Lines of data:
-- begin --
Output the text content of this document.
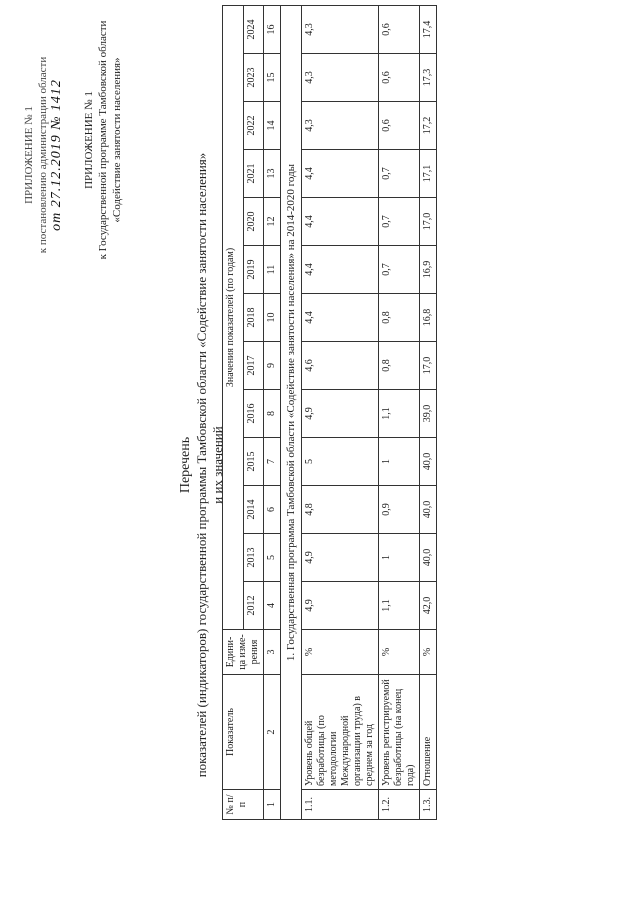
ПРИЛОЖЕНИЕ № 1 к постановлению администрации области от 27.12.2019 № 1412 ПРИЛОЖЕНИЕ № 1 к Государственной программе Тамбовской области «Содействие занятости населения»
Перечень показателей (индикаторов) государственной программы Тамбовской области «Содействие занятости населения» и их значений
№ п/п	Показатель	Едини-ца изме-рения	Значения показателей (по годам)												
			2012	2013	2014	2015	2016	2017	2018	2019	2020	2021	2022	2023	2024
1	2	3	4	5	6	7	8	9	10	11	12	13	14	15	16
1. Государственная программа Тамбовской области «Содействие занятости населения» на 2014-2020 годы															
1.1.	Уровень общей безработицы (по методологии Международной организации труда) в среднем за год	%	4,9	4,9	4,8	5	4,9	4,6	4,4	4,4	4,4	4,4	4,3	4,3	4,3
1.2.	Уровень регистрируемой безработицы (на конец года)	%	1,1	1	0,9	1	1,1	0,8	0,8	0,7	0,7	0,7	0,6	0,6	0,6
1.3.	Отношение	%	42,0	40,0	40,0	40,0	39,0	17,0	16,8	16,9	17,0	17,1	17,2	17,3	17,4
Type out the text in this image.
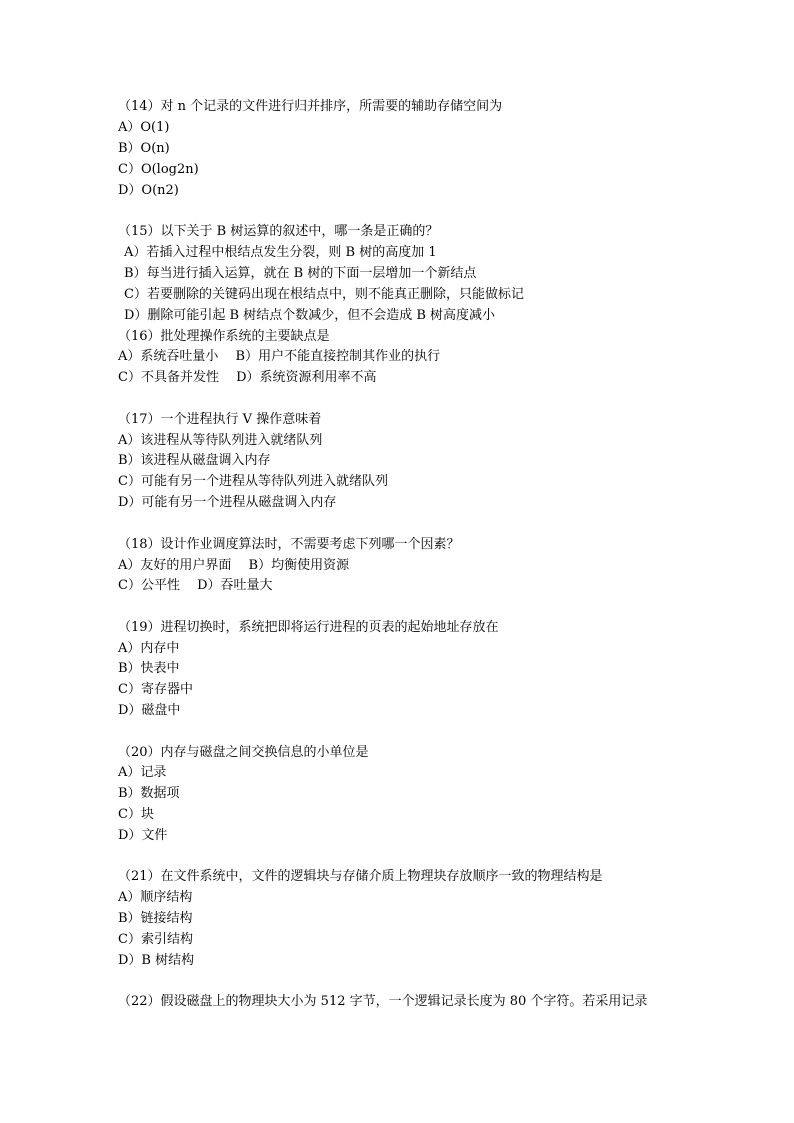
（14）对 n 个记录的文件进行归并排序，所需要的辅助存储空间为
A）O(1)
B）O(n)
C）O(log2n)
D）O(n2)
（15）以下关于 B 树运算的叙述中，哪一条是正确的？
A）若插入过程中根结点发生分裂，则 B 树的高度加 1
B）每当进行插入运算，就在 B 树的下面一层增加一个新结点
C）若要删除的关键码出现在根结点中，则不能真正删除，只能做标记
D）删除可能引起 B 树结点个数减少，但不会造成 B 树高度减小
（16）批处理操作系统的主要缺点是
A）系统吞吐量小　 B）用户不能直接控制其作业的执行
C）不具备并发性　 D）系统资源利用率不高
（17）一个进程执行 V 操作意味着
A）该进程从等待队列进入就绪队列
B）该进程从磁盘调入内存
C）可能有另一个进程从等待队列进入就绪队列
D）可能有另一个进程从磁盘调入内存
（18）设计作业调度算法时，不需要考虑下列哪一个因素？
A）友好的用户界面　 B）均衡使用资源
C）公平性　 D）吞吐量大
（19）进程切换时，系统把即将运行进程的页表的起始地址存放在
A）内存中
B）快表中
C）寄存器中
D）磁盘中
（20）内存与磁盘之间交换信息的小单位是
A）记录
B）数据项
C）块
D）文件
（21）在文件系统中，文件的逻辑块与存储介质上物理块存放顺序一致的物理结构是
A）顺序结构
B）链接结构
C）索引结构
D）B 树结构
（22）假设磁盘上的物理块大小为 512 字节，一个逻辑记录长度为 80 个字符。若采用记录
-- end --
Using the data above, print every line exactly, omitting pictures.

Output the text content of this document.
ПРИЛОЖЕНИЕ № 1 к постановлению администрации области от 27.12.2019 № 1412 ПРИЛОЖЕНИЕ № 1 к Государственной программе Тамбовской области «Содействие занятости населения»
Перечень показателей (индикаторов) государственной программы Тамбовской области «Содействие занятости населения» и их значений
№ п/п	Показатель	Едини-ца изме-рения	Значения показателей (по годам)												
			2012	2013	2014	2015	2016	2017	2018	2019	2020	2021	2022	2023	2024
1	2	3	4	5	6	7	8	9	10	11	12	13	14	15	16
1. Государственная программа Тамбовской области «Содействие занятости населения» на 2014-2020 годы															
1.1.	Уровень общей безработицы (по методологии Международной организации труда) в среднем за год	%	4,9	4,9	4,8	5	4,9	4,6	4,4	4,4	4,4	4,4	4,3	4,3	4,3
1.2.	Уровень регистрируемой безработицы (на конец года)	%	1,1	1	0,9	1	1,1	0,8	0,8	0,7	0,7	0,7	0,6	0,6	0,6
1.3.	Отношение	%	42,0	40,0	40,0	40,0	39,0	17,0	16,8	16,9	17,0	17,1	17,2	17,3	17,4
Type out the text in this image.
（14）对 n 个记录的文件进行归并排序，所需要的辅助存储空间为
A）O(1)
B）O(n)
C）O(log2n)
D）O(n2)
（15）以下关于 B 树运算的叙述中，哪一条是正确的？
A）若插入过程中根结点发生分裂，则 B 树的高度加 1
B）每当进行插入运算，就在 B 树的下面一层增加一个新结点
C）若要删除的关键码出现在根结点中，则不能真正删除，只能做标记
D）删除可能引起 B 树结点个数减少，但不会造成 B 树高度减小
（16）批处理操作系统的主要缺点是
A）系统吞吐量小　 B）用户不能直接控制其作业的执行
C）不具备并发性　 D）系统资源利用率不高
（17）一个进程执行 V 操作意味着
A）该进程从等待队列进入就绪队列
B）该进程从磁盘调入内存
C）可能有另一个进程从等待队列进入就绪队列
D）可能有另一个进程从磁盘调入内存
（18）设计作业调度算法时，不需要考虑下列哪一个因素？
A）友好的用户界面　 B）均衡使用资源
C）公平性　 D）吞吐量大
（19）进程切换时，系统把即将运行进程的页表的起始地址存放在
A）内存中
B）快表中
C）寄存器中
D）磁盘中
（20）内存与磁盘之间交换信息的小单位是
A）记录
B）数据项
C）块
D）文件
（21）在文件系统中，文件的逻辑块与存储介质上物理块存放顺序一致的物理结构是
A）顺序结构
B）链接结构
C）索引结构
D）B 树结构
（22）假设磁盘上的物理块大小为 512 字节，一个逻辑记录长度为 80 个字符。若采用记录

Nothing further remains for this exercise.